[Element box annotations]

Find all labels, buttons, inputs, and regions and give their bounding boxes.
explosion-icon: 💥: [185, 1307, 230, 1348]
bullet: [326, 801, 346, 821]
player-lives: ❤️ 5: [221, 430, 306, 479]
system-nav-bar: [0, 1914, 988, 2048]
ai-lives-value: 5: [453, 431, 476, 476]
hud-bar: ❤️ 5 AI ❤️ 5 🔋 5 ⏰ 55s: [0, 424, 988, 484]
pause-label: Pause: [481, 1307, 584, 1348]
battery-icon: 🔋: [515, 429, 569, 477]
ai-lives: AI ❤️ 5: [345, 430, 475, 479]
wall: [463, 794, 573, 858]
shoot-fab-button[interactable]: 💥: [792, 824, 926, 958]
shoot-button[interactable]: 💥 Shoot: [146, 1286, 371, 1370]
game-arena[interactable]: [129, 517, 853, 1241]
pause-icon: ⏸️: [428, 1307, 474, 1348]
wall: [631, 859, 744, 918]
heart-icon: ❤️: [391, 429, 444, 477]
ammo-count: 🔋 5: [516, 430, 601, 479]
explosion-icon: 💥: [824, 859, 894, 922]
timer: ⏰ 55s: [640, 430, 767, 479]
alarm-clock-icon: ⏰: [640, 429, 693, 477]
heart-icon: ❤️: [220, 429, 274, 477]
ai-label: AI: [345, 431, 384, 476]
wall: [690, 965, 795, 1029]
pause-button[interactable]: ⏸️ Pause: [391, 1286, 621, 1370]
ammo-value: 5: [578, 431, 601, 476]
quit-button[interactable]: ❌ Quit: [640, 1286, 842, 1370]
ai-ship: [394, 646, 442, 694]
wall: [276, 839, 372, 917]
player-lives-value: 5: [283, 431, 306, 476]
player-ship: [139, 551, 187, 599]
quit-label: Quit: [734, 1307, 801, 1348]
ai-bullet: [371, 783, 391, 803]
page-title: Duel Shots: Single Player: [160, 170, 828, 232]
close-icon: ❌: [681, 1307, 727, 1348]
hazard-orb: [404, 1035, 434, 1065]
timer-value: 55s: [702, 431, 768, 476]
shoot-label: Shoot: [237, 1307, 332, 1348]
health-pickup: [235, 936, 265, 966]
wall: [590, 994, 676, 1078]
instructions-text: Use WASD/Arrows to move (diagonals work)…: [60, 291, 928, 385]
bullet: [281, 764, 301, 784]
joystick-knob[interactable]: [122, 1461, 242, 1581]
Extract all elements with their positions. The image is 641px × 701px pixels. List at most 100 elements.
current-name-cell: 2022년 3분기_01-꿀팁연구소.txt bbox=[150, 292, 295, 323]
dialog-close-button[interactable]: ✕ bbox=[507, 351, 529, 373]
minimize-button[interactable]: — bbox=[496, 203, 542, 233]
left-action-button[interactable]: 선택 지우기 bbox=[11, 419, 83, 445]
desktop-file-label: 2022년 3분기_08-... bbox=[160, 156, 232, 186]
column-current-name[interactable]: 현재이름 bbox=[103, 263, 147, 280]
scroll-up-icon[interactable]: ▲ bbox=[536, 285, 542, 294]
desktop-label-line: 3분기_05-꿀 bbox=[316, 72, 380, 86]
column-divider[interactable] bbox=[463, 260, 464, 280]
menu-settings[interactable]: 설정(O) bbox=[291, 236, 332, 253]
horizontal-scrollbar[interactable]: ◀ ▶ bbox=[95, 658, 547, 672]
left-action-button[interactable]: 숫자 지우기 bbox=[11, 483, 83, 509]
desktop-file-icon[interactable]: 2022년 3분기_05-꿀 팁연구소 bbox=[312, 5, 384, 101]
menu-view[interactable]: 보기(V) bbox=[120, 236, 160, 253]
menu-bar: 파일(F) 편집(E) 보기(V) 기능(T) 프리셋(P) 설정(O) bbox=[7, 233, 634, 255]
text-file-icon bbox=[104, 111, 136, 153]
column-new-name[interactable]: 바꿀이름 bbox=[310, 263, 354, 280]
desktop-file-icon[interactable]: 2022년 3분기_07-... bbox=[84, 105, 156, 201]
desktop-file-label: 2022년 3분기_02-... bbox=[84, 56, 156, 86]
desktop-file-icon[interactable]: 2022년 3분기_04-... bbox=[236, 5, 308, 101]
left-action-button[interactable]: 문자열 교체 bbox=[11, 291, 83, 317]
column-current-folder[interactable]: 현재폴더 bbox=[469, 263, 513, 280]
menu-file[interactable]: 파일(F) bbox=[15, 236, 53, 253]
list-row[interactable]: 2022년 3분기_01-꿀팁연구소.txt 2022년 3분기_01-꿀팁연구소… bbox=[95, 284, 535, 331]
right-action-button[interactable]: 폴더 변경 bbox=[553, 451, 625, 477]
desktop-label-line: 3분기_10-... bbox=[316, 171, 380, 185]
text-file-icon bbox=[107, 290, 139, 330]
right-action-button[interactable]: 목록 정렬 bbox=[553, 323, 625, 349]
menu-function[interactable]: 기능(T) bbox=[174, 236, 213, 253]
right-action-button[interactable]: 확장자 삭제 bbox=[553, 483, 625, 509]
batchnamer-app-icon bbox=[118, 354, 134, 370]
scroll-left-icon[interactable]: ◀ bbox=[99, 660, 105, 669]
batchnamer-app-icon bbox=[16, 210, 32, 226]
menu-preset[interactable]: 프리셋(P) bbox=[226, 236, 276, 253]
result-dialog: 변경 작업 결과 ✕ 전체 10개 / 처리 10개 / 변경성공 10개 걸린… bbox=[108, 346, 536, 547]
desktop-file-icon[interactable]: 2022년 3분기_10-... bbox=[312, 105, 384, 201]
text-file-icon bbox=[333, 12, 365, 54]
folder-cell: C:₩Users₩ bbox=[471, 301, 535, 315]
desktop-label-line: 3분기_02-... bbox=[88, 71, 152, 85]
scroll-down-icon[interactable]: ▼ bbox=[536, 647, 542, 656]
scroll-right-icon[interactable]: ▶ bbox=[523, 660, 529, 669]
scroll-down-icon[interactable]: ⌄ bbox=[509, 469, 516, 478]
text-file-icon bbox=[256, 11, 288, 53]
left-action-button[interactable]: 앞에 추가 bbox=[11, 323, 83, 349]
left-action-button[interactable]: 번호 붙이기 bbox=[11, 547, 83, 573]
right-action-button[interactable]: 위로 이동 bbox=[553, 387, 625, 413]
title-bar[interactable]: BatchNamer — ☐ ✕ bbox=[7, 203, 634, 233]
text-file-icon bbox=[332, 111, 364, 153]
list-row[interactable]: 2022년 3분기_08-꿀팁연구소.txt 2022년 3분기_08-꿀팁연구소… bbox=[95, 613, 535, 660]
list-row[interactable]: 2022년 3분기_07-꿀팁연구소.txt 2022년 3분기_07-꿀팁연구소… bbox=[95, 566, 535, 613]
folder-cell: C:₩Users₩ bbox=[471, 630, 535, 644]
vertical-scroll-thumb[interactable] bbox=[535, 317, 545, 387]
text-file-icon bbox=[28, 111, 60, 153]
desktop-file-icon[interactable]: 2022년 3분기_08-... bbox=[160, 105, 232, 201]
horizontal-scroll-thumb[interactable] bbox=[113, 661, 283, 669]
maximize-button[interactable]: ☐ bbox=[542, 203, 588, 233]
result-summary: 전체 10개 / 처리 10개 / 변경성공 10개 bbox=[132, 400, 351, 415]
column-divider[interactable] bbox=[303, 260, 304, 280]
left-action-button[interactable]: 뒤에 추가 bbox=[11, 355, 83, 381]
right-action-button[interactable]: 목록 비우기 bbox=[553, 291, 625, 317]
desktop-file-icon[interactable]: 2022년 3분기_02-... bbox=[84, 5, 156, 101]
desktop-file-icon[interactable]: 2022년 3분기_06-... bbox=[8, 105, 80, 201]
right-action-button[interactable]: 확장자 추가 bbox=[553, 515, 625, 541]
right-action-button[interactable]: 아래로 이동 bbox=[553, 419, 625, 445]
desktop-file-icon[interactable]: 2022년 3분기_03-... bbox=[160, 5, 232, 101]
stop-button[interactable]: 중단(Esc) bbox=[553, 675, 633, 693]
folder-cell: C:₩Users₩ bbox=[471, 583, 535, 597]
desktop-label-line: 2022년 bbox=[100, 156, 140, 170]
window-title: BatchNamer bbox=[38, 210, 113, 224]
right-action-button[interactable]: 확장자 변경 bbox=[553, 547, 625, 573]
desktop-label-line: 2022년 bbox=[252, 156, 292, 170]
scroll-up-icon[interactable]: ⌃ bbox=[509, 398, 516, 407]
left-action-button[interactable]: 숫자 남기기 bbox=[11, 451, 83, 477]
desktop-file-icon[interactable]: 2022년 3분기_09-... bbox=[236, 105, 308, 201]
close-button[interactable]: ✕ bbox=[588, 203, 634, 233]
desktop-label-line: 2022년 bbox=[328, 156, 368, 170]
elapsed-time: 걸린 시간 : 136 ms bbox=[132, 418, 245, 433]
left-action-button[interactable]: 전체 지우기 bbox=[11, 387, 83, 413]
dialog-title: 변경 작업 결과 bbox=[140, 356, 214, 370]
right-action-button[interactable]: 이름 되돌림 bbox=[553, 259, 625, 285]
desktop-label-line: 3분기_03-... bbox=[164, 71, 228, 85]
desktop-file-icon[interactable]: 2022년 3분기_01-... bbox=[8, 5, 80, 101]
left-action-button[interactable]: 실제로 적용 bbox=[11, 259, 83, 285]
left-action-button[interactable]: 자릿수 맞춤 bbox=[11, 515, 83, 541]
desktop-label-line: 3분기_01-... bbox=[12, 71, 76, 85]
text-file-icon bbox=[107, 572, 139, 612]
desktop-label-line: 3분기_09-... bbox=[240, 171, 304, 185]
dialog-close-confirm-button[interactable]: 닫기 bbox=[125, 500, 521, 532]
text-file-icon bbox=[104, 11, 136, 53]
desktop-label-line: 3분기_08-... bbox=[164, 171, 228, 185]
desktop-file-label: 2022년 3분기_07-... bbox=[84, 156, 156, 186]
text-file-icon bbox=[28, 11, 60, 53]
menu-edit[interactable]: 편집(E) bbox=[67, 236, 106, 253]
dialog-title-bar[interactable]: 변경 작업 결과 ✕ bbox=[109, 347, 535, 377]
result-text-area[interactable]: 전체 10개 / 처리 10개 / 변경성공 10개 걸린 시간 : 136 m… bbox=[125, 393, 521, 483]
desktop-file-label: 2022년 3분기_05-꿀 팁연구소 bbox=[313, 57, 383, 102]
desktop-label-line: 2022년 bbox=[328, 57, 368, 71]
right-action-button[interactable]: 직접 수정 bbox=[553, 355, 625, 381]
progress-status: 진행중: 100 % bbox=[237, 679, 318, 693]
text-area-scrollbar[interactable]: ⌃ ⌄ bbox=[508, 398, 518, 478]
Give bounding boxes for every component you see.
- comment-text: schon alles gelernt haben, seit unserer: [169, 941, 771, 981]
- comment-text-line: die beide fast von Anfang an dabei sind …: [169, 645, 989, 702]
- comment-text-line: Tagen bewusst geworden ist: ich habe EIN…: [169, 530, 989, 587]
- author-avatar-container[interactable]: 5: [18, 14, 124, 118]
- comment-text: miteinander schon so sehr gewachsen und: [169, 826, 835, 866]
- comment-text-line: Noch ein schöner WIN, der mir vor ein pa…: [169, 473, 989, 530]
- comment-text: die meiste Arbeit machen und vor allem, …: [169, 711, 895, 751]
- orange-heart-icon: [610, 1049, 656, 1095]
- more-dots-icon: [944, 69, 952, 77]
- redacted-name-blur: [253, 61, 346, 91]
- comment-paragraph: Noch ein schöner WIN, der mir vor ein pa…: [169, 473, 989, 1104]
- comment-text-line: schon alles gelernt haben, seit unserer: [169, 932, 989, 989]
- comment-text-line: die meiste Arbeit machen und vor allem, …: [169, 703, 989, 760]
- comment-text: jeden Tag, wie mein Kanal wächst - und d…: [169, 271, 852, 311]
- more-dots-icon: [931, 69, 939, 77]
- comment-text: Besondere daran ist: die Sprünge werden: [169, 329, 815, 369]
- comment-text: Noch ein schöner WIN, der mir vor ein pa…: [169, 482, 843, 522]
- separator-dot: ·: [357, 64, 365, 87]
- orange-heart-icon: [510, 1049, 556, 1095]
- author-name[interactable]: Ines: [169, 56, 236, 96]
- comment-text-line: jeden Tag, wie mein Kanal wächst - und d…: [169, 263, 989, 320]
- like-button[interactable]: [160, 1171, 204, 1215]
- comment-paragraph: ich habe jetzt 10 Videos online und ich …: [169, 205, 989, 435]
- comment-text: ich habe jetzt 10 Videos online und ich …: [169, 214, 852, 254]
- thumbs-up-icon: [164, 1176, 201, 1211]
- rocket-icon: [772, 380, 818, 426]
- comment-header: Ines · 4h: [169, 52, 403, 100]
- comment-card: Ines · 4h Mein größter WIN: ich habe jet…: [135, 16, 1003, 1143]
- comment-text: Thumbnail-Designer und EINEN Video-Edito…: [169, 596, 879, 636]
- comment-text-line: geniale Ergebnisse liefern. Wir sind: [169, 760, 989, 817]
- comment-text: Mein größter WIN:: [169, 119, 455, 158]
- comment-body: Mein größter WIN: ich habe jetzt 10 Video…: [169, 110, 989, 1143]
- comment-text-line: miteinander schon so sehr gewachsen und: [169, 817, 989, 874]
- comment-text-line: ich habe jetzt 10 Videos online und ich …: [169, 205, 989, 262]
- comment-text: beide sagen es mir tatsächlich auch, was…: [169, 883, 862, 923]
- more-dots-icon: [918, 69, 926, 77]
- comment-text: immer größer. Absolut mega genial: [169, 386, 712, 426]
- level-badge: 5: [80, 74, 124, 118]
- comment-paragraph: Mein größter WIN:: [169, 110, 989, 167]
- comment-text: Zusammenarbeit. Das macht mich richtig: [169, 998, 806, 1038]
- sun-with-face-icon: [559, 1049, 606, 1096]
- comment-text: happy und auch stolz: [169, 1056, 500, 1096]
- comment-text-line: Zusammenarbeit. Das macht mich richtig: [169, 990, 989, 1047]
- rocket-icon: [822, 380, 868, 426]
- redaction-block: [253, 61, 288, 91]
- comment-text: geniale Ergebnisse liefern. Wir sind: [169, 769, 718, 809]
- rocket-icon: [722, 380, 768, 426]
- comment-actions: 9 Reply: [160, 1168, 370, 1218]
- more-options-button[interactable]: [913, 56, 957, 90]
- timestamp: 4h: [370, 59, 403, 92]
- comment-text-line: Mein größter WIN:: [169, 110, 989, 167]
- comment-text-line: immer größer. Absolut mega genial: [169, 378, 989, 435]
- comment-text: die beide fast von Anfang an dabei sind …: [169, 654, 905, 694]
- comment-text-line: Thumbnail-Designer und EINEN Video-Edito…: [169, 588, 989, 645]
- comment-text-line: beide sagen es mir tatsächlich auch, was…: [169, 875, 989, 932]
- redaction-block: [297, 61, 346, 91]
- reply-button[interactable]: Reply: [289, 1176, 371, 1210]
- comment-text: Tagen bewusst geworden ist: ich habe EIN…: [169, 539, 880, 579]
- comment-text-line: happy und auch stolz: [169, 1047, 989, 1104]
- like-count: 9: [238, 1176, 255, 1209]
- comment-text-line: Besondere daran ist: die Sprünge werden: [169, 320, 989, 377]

§ To do
Can you rewrite the data from the start through the line containing "minimize-button[interactable]: — bbox=[496, 203, 542, 233]", changing every "wall" to "barrier" and leaving everything else as it is?

§ Finished exercise
Find all labels, buttons, inputs, and regions and give their bounding boxes.
explosion-icon: 💥: [185, 1307, 230, 1348]
bullet: [326, 801, 346, 821]
player-lives: ❤️ 5: [221, 430, 306, 479]
system-nav-bar: [0, 1914, 988, 2048]
ai-lives-value: 5: [453, 431, 476, 476]
hud-bar: ❤️ 5 AI ❤️ 5 🔋 5 ⏰ 55s: [0, 424, 988, 484]
pause-label: Pause: [481, 1307, 584, 1348]
battery-icon: 🔋: [515, 429, 569, 477]
ai-lives: AI ❤️ 5: [345, 430, 475, 479]
barrier: [463, 794, 573, 858]
shoot-fab-button[interactable]: 💥: [792, 824, 926, 958]
shoot-button[interactable]: 💥 Shoot: [146, 1286, 371, 1370]
game-arena[interactable]: [129, 517, 853, 1241]
pause-icon: ⏸️: [428, 1307, 474, 1348]
barrier: [631, 859, 744, 918]
heart-icon: ❤️: [391, 429, 444, 477]
ammo-count: 🔋 5: [516, 430, 601, 479]
explosion-icon: 💥: [824, 859, 894, 922]
timer: ⏰ 55s: [640, 430, 767, 479]
alarm-clock-icon: ⏰: [640, 429, 693, 477]
heart-icon: ❤️: [220, 429, 274, 477]
ai-label: AI: [345, 431, 384, 476]
barrier: [690, 965, 795, 1029]
pause-button[interactable]: ⏸️ Pause: [391, 1286, 621, 1370]
ammo-value: 5: [578, 431, 601, 476]
quit-button[interactable]: ❌ Quit: [640, 1286, 842, 1370]
ai-ship: [394, 646, 442, 694]
barrier: [276, 839, 372, 917]
player-lives-value: 5: [283, 431, 306, 476]
player-ship: [139, 551, 187, 599]
quit-label: Quit: [734, 1307, 801, 1348]
ai-bullet: [371, 783, 391, 803]
page-title: Duel Shots: Single Player: [160, 170, 828, 232]
close-icon: ❌: [681, 1307, 727, 1348]
hazard-orb: [404, 1035, 434, 1065]
timer-value: 55s: [702, 431, 768, 476]
shoot-label: Shoot: [237, 1307, 332, 1348]
health-pickup: [235, 936, 265, 966]
barrier: [590, 994, 676, 1078]
instructions-text: Use WASD/Arrows to move (diagonals work)…: [60, 291, 928, 385]
bullet: [281, 764, 301, 784]
joystick-knob[interactable]: [122, 1461, 242, 1581]
Extract all elements with their positions. The image is 641px × 701px pixels. List at most 100 elements.
current-name-cell: 2022년 3분기_01-꿀팁연구소.txt bbox=[150, 292, 295, 323]
dialog-close-button[interactable]: ✕ bbox=[507, 351, 529, 373]
minimize-button[interactable]: — bbox=[496, 203, 542, 233]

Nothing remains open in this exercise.